Search the material for the string "wood" and copy each line where it occurs.

· · · ·

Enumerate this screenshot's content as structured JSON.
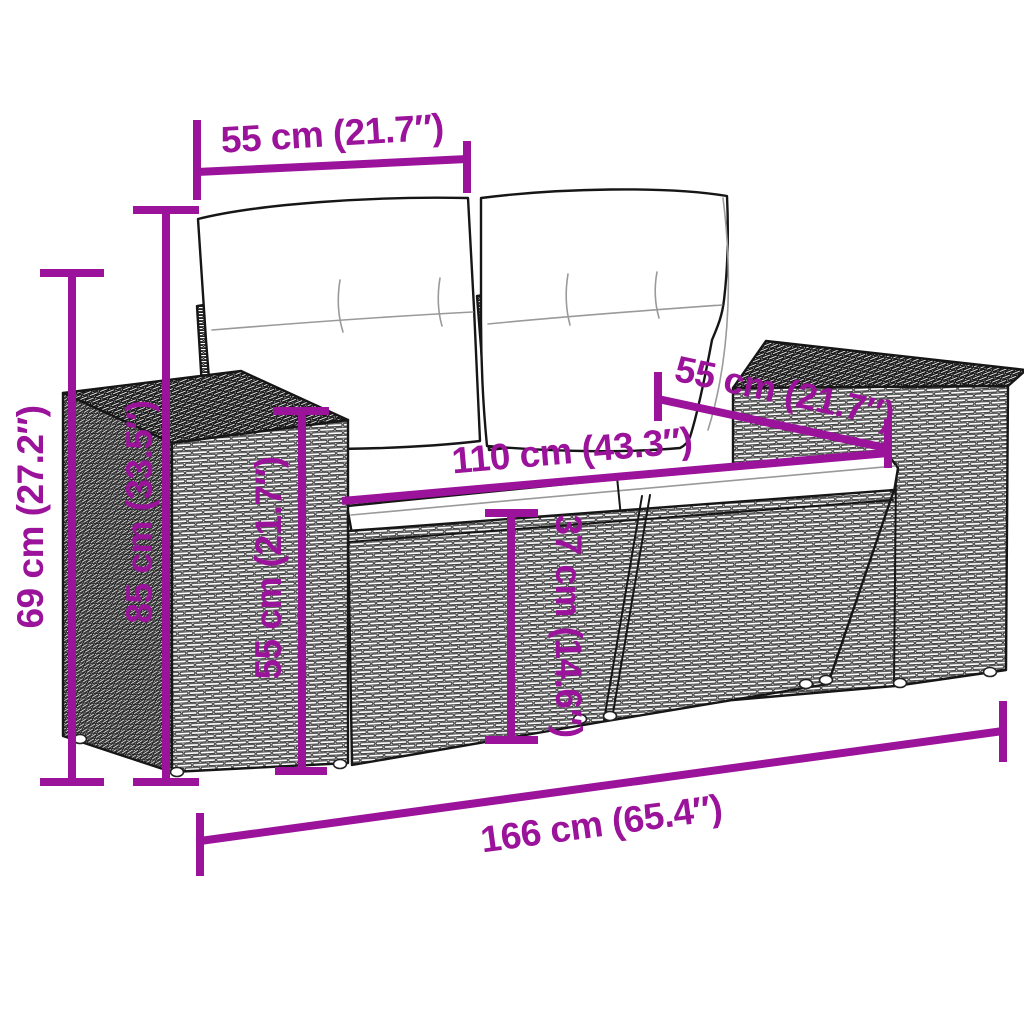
{
  "canvas": {
    "background": "#ffffff"
  },
  "style": {
    "accent_color": "#9B129B",
    "outline_color": "#161616"
  },
  "measurements": {
    "back_cushion_width": {
      "label": "55 cm (21.7″)",
      "value_cm": 55,
      "value_in": 21.7
    },
    "total_height": {
      "label": "69 cm (27.2″)",
      "value_cm": 69,
      "value_in": 27.2
    },
    "back_height": {
      "label": "85 cm (33.5″)",
      "value_cm": 85,
      "value_in": 33.5
    },
    "armrest_height": {
      "label": "55 cm (21.7″)",
      "value_cm": 55,
      "value_in": 21.7
    },
    "seat_height": {
      "label": "37 cm (14.6″)",
      "value_cm": 37,
      "value_in": 14.6
    },
    "seat_width": {
      "label": "110 cm (43.3″)",
      "value_cm": 110,
      "value_in": 43.3
    },
    "seat_depth": {
      "label": "55 cm (21.7″)",
      "value_cm": 55,
      "value_in": 21.7
    },
    "total_width": {
      "label": "166 cm (65.4″)",
      "value_cm": 166,
      "value_in": 65.4
    }
  }
}
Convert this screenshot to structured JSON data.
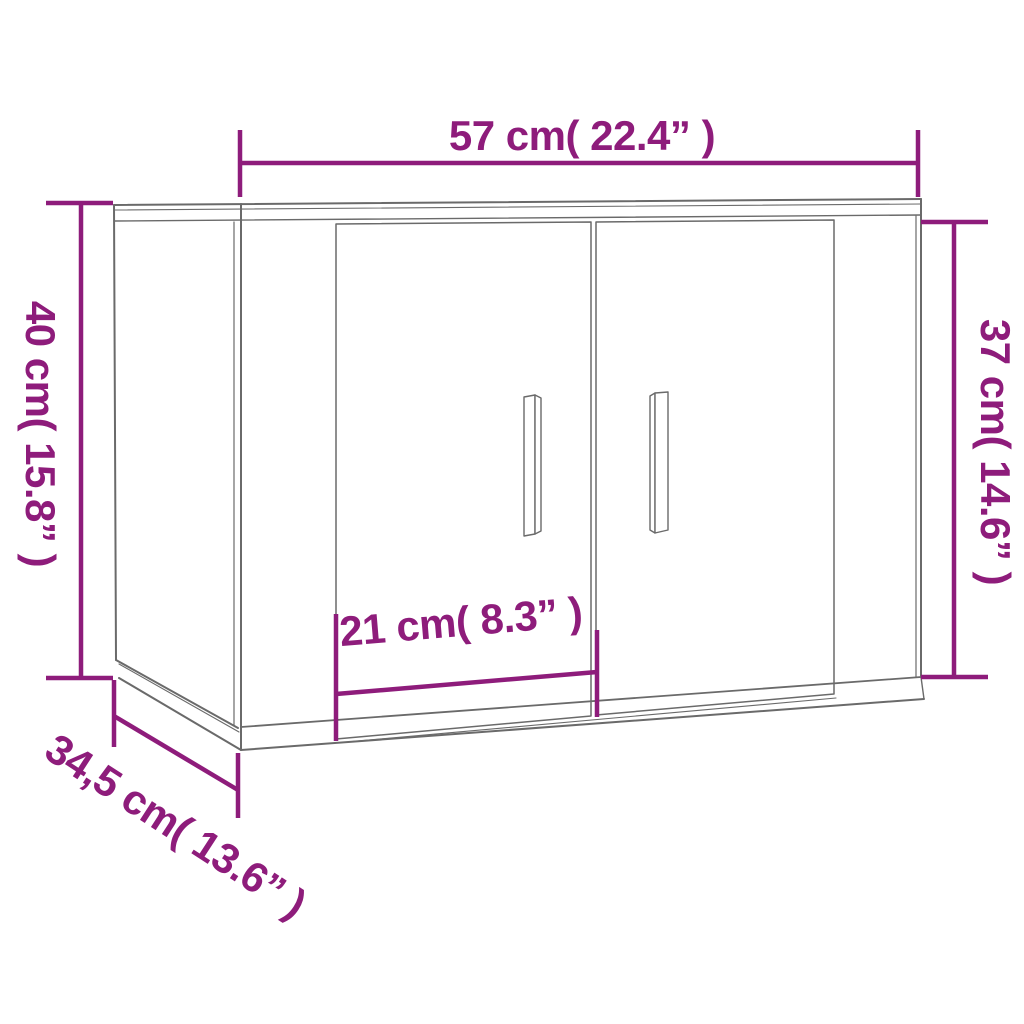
{
  "colors": {
    "accent": "#8E1C7B",
    "line": "#6A6A6A",
    "background": "#FFFFFF"
  },
  "dimensions": {
    "width": {
      "label": "57 cm( 22.4” )",
      "cm": "57",
      "inch": "22.4"
    },
    "height_left": {
      "label": "40 cm( 15.8” )",
      "cm": "40",
      "inch": "15.8"
    },
    "height_right": {
      "label": "37 cm( 14.6” )",
      "cm": "37",
      "inch": "14.6"
    },
    "door_width": {
      "label": "21 cm( 8.3” )",
      "cm": "21",
      "inch": "8.3"
    },
    "depth": {
      "label": "34,5 cm( 13.6” )",
      "cm": "34,5",
      "inch": "13.6"
    }
  }
}
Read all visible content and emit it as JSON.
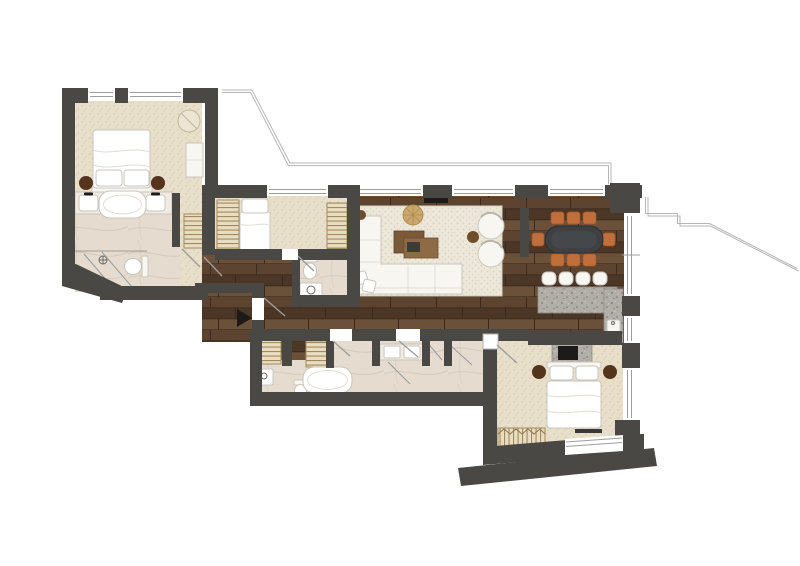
{
  "page": {
    "kind": "apartment-floor-plan",
    "background": "#ffffff"
  },
  "colors": {
    "bg": "#ffffff",
    "wall": "#4a4845",
    "line-thin": "#9d9d9d",
    "terrace-line": "#b6b6b6",
    "wood-a": "#5d4430",
    "wood-b": "#4c3726",
    "wood-c": "#6b513a",
    "wood-joint": "#382a1e",
    "carpet": "#e8dfca",
    "carpet-dot": "#d5c8ac",
    "marble": "#e5dccf",
    "marble-vein": "#cfc2b0",
    "rug": "#ece7d9",
    "rug-dot": "#d9d1bd",
    "granite": "#b1aea8",
    "granite-dot": "#7b7772",
    "closet": "#e9ddc1",
    "closet-line": "#a18a5f",
    "furn-white": "#f7f6f1",
    "furn-stroke": "#c9c5bd",
    "furn-seam": "#e0ddd5",
    "counter-light": "#f0ebe2",
    "accent-chair": "#c06f3c",
    "accent-chair-dark": "#a25827",
    "table-dark": "#3e4043",
    "wood-brown": "#7c5a39",
    "wood-brown-light": "#8d6b47",
    "nightstand": "#54341d",
    "pouf": "#c9a76d",
    "pouf-line": "#ae8d53",
    "black": "#1c1b1a"
  },
  "rooms": [
    {
      "name": "master-bedroom",
      "furniture": [
        "double-bed",
        "pillow",
        "pillow",
        "nightstand",
        "nightstand",
        "round-armchair",
        "desk"
      ]
    },
    {
      "name": "master-bathroom",
      "furniture": [
        "vanity-counter",
        "sink",
        "sink",
        "bathtub",
        "toilet",
        "walk-in-shower"
      ]
    },
    {
      "name": "dressing-passage",
      "furniture": [
        "wardrobe"
      ]
    },
    {
      "name": "second-bedroom",
      "furniture": [
        "single-bed",
        "wardrobe",
        "wardrobe"
      ]
    },
    {
      "name": "powder-room",
      "furniture": [
        "toilet",
        "sink"
      ]
    },
    {
      "name": "hallway",
      "furniture": [
        "entrance-arrow",
        "wardrobe",
        "wardrobe"
      ]
    },
    {
      "name": "living-room",
      "furniture": [
        "area-rug",
        "corner-sofa",
        "throw-pillow",
        "throw-pillow",
        "coffee-table",
        "coffee-table",
        "tray",
        "pouf",
        "round-armchair",
        "round-armchair",
        "side-table",
        "side-table",
        "wall-tv"
      ]
    },
    {
      "name": "dining-area",
      "furniture": [
        "oval-table",
        "dining-chair",
        "dining-chair",
        "dining-chair",
        "dining-chair",
        "dining-chair",
        "dining-chair",
        "dining-chair",
        "dining-chair"
      ]
    },
    {
      "name": "kitchen",
      "furniture": [
        "island-counter",
        "bar-stool",
        "bar-stool",
        "bar-stool",
        "bar-stool",
        "counter",
        "sink",
        "cooktop-unit"
      ]
    },
    {
      "name": "guest-bathroom",
      "furniture": [
        "double-vanity",
        "sink",
        "sink",
        "bathtub",
        "toilet",
        "hand-sink",
        "shower"
      ]
    },
    {
      "name": "third-bedroom",
      "furniture": [
        "double-bed",
        "nightstand",
        "nightstand",
        "bench",
        "dresser"
      ]
    }
  ],
  "outdoor": {
    "terrace_outline": true,
    "entrance_marker": "black-arrow"
  }
}
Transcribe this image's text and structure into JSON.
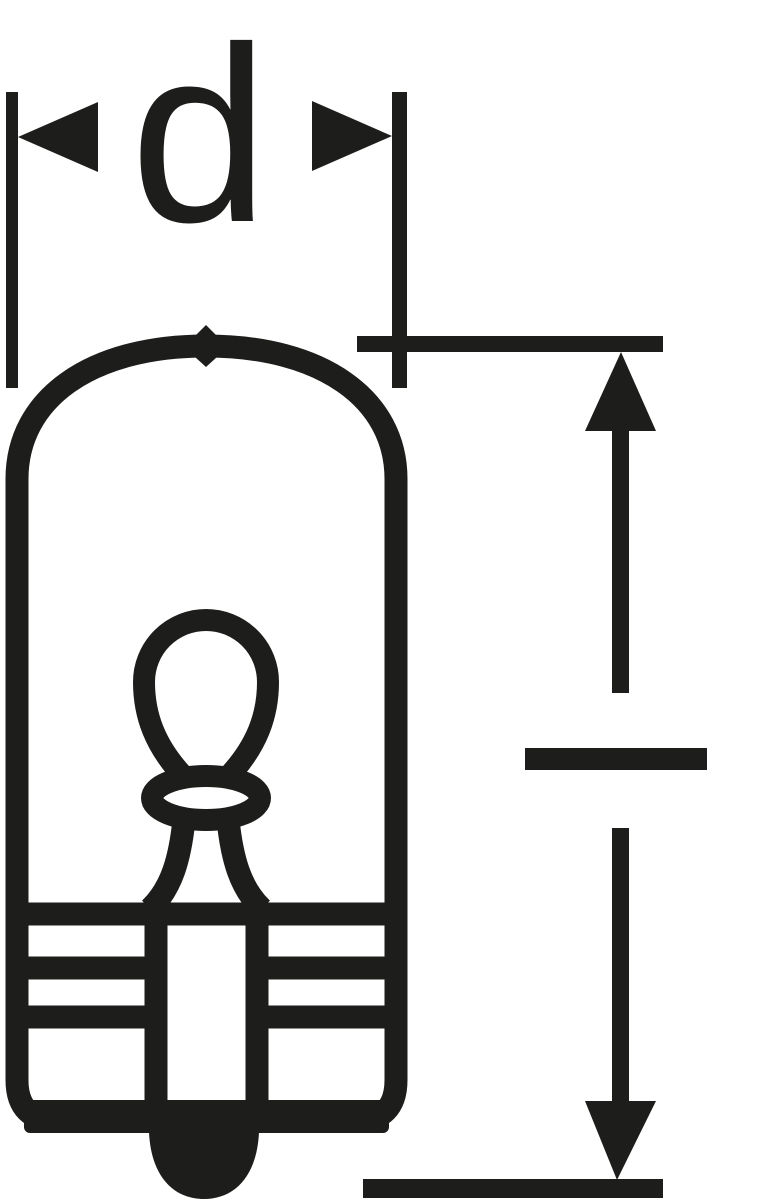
{
  "figure": {
    "type": "technical-line-drawing",
    "subject": "wedge-base miniature bulb, side view with dimension markers",
    "colors": {
      "ink": "#1d1d1b",
      "background": "#ffffff"
    },
    "dimension_markers": [
      {
        "name": "diameter",
        "label": "d",
        "orientation": "horizontal",
        "position": "top",
        "style": "inward-pointing filled triangle arrows between two vertical extension lines"
      },
      {
        "name": "length",
        "label": "",
        "orientation": "vertical",
        "position": "right",
        "style": "outward-pointing filled triangle arrows between two horizontal reference lines, with a perpendicular tick at mid-height"
      }
    ],
    "labels": {
      "diameter": "d"
    }
  }
}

· · · ·

• TASK OUTPUT
    "wood-a": "#5d4430",
    "wood-b": "#4c3726",
    "wood-c": "#6b513a",
    "wood-joint": "#382a1e",
    "wood-brown": "#7c5a39",
    "wood-brown-light": "#8d6b47",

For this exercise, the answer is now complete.